* begin Records for processing *

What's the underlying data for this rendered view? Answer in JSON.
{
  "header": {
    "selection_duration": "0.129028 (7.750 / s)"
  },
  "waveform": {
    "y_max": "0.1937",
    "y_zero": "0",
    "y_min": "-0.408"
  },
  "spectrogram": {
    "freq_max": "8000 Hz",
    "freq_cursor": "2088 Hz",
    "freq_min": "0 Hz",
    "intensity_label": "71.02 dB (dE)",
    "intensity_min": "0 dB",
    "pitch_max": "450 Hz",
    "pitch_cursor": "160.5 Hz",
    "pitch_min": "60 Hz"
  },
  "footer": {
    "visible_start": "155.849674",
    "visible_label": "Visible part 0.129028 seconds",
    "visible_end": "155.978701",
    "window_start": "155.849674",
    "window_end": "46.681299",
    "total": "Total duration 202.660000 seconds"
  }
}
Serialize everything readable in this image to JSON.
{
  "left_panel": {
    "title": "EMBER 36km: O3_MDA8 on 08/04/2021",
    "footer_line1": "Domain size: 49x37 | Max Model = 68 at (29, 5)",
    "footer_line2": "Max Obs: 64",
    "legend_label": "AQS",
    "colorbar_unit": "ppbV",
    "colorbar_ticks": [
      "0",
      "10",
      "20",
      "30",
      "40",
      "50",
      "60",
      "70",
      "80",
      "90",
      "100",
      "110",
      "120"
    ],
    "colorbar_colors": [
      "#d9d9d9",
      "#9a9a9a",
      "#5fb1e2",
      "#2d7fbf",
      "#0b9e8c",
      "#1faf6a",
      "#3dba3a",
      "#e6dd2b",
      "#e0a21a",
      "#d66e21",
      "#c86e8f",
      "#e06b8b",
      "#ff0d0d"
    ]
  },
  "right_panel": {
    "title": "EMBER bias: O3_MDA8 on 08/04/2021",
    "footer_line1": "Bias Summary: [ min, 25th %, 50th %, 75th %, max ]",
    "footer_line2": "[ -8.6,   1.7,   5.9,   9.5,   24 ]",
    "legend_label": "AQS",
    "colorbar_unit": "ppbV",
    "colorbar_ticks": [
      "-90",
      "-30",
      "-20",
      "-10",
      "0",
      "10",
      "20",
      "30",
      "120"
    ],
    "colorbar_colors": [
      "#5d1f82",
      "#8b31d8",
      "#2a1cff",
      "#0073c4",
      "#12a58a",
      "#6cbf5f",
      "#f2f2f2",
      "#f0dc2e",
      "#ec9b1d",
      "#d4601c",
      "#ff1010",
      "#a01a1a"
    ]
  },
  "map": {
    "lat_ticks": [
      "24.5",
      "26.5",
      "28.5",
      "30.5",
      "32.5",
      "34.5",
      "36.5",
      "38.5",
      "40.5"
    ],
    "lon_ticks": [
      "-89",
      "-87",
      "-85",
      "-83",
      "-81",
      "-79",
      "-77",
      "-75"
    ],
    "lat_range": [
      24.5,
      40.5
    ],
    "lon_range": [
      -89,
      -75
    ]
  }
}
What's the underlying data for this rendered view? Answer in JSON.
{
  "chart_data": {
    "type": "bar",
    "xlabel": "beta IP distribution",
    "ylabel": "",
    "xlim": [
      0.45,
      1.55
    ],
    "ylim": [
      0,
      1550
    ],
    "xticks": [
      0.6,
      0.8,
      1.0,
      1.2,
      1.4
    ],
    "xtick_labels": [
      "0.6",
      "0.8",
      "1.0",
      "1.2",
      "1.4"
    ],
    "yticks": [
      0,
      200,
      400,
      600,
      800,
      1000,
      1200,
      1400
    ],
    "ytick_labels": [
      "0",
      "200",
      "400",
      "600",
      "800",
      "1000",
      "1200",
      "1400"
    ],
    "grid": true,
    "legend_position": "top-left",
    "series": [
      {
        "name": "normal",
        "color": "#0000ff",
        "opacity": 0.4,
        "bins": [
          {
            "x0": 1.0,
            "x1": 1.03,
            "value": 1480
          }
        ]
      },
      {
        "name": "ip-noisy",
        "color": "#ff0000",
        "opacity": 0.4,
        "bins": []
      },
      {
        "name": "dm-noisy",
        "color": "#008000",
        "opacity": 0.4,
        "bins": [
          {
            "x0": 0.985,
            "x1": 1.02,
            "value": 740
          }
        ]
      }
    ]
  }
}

* end Records for processing *

Brief. Your task is to quote all of the data word for word.

Solution to this exercise.
What's the underlying data for this rendered view? Answer in JSON.
{
  "header": {
    "selection_duration": "0.129028 (7.750 / s)"
  },
  "waveform": {
    "y_max": "0.1937",
    "y_zero": "0",
    "y_min": "-0.408"
  },
  "spectrogram": {
    "freq_max": "8000 Hz",
    "freq_cursor": "2088 Hz",
    "freq_min": "0 Hz",
    "intensity_label": "71.02 dB (dE)",
    "intensity_min": "0 dB",
    "pitch_max": "450 Hz",
    "pitch_cursor": "160.5 Hz",
    "pitch_min": "60 Hz"
  },
  "footer": {
    "visible_start": "155.849674",
    "visible_label": "Visible part 0.129028 seconds",
    "visible_end": "155.978701",
    "window_start": "155.849674",
    "window_end": "46.681299",
    "total": "Total duration 202.660000 seconds"
  }
}
Serialize everything readable in this image to JSON.
{
  "left_panel": {
    "title": "EMBER 36km: O3_MDA8 on 08/04/2021",
    "footer_line1": "Domain size: 49x37 | Max Model = 68 at (29, 5)",
    "footer_line2": "Max Obs: 64",
    "legend_label": "AQS",
    "colorbar_unit": "ppbV",
    "colorbar_ticks": [
      "0",
      "10",
      "20",
      "30",
      "40",
      "50",
      "60",
      "70",
      "80",
      "90",
      "100",
      "110",
      "120"
    ],
    "colorbar_colors": [
      "#d9d9d9",
      "#9a9a9a",
      "#5fb1e2",
      "#2d7fbf",
      "#0b9e8c",
      "#1faf6a",
      "#3dba3a",
      "#e6dd2b",
      "#e0a21a",
      "#d66e21",
      "#c86e8f",
      "#e06b8b",
      "#ff0d0d"
    ]
  },
  "right_panel": {
    "title": "EMBER bias: O3_MDA8 on 08/04/2021",
    "footer_line1": "Bias Summary: [ min, 25th %, 50th %, 75th %, max ]",
    "footer_line2": "[ -8.6,   1.7,   5.9,   9.5,   24 ]",
    "legend_label": "AQS",
    "colorbar_unit": "ppbV",
    "colorbar_ticks": [
      "-90",
      "-30",
      "-20",
      "-10",
      "0",
      "10",
      "20",
      "30",
      "120"
    ],
    "colorbar_colors": [
      "#5d1f82",
      "#8b31d8",
      "#2a1cff",
      "#0073c4",
      "#12a58a",
      "#6cbf5f",
      "#f2f2f2",
      "#f0dc2e",
      "#ec9b1d",
      "#d4601c",
      "#ff1010",
      "#a01a1a"
    ]
  },
  "map": {
    "lat_ticks": [
      "24.5",
      "26.5",
      "28.5",
      "30.5",
      "32.5",
      "34.5",
      "36.5",
      "38.5",
      "40.5"
    ],
    "lon_ticks": [
      "-89",
      "-87",
      "-85",
      "-83",
      "-81",
      "-79",
      "-77",
      "-75"
    ],
    "lat_range": [
      24.5,
      40.5
    ],
    "lon_range": [
      -89,
      -75
    ]
  }
}
What's the underlying data for this rendered view? Answer in JSON.
{
  "chart_data": {
    "type": "bar",
    "xlabel": "beta IP distribution",
    "ylabel": "",
    "xlim": [
      0.45,
      1.55
    ],
    "ylim": [
      0,
      1550
    ],
    "xticks": [
      0.6,
      0.8,
      1.0,
      1.2,
      1.4
    ],
    "xtick_labels": [
      "0.6",
      "0.8",
      "1.0",
      "1.2",
      "1.4"
    ],
    "yticks": [
      0,
      200,
      400,
      600,
      800,
      1000,
      1200,
      1400
    ],
    "ytick_labels": [
      "0",
      "200",
      "400",
      "600",
      "800",
      "1000",
      "1200",
      "1400"
    ],
    "grid": true,
    "legend_position": "top-left",
    "series": [
      {
        "name": "normal",
        "color": "#0000ff",
        "opacity": 0.4,
        "bins": [
          {
            "x0": 1.0,
            "x1": 1.03,
            "value": 1480
          }
        ]
      },
      {
        "name": "ip-noisy",
        "color": "#ff0000",
        "opacity": 0.4,
        "bins": []
      },
      {
        "name": "dm-noisy",
        "color": "#008000",
        "opacity": 0.4,
        "bins": [
          {
            "x0": 0.985,
            "x1": 1.02,
            "value": 740
          }
        ]
      }
    ]
  }
}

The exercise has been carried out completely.